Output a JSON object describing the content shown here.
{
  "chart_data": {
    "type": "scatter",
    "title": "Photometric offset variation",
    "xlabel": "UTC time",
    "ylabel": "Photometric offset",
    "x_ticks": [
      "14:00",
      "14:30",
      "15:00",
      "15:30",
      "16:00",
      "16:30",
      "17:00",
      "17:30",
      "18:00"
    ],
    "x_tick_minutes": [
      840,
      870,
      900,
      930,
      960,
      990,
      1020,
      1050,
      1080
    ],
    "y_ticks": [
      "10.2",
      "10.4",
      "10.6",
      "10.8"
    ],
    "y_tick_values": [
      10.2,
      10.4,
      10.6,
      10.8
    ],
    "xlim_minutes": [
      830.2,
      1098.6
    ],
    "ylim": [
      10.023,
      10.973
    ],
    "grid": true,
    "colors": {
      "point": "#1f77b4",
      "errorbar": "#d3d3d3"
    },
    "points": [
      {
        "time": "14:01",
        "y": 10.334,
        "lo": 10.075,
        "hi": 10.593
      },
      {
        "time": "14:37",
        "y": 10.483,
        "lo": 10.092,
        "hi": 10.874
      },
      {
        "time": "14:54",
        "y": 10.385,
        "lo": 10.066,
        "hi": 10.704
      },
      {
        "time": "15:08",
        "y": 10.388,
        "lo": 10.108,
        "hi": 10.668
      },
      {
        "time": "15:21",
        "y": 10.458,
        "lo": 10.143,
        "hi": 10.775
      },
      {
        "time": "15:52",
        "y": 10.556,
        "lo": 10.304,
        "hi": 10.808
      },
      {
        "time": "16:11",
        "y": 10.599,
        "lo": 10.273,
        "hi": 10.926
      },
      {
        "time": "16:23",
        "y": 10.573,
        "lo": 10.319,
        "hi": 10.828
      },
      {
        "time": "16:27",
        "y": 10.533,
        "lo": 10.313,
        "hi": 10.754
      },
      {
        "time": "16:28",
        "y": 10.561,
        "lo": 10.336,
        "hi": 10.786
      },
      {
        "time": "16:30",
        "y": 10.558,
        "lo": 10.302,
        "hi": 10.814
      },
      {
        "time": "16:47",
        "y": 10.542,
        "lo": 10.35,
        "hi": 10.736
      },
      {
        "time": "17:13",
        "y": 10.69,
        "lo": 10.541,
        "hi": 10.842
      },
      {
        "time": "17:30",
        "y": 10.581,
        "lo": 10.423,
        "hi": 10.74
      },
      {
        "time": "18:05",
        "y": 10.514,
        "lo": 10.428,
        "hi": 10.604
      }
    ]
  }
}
----
== WHAT IS REQUIRED ==
Extract each line from the entries above that contains the string "Photometric".

== REPLY TO THE TASK ==
    "title": "Photometric offset variation",
    "ylabel": "Photometric offset",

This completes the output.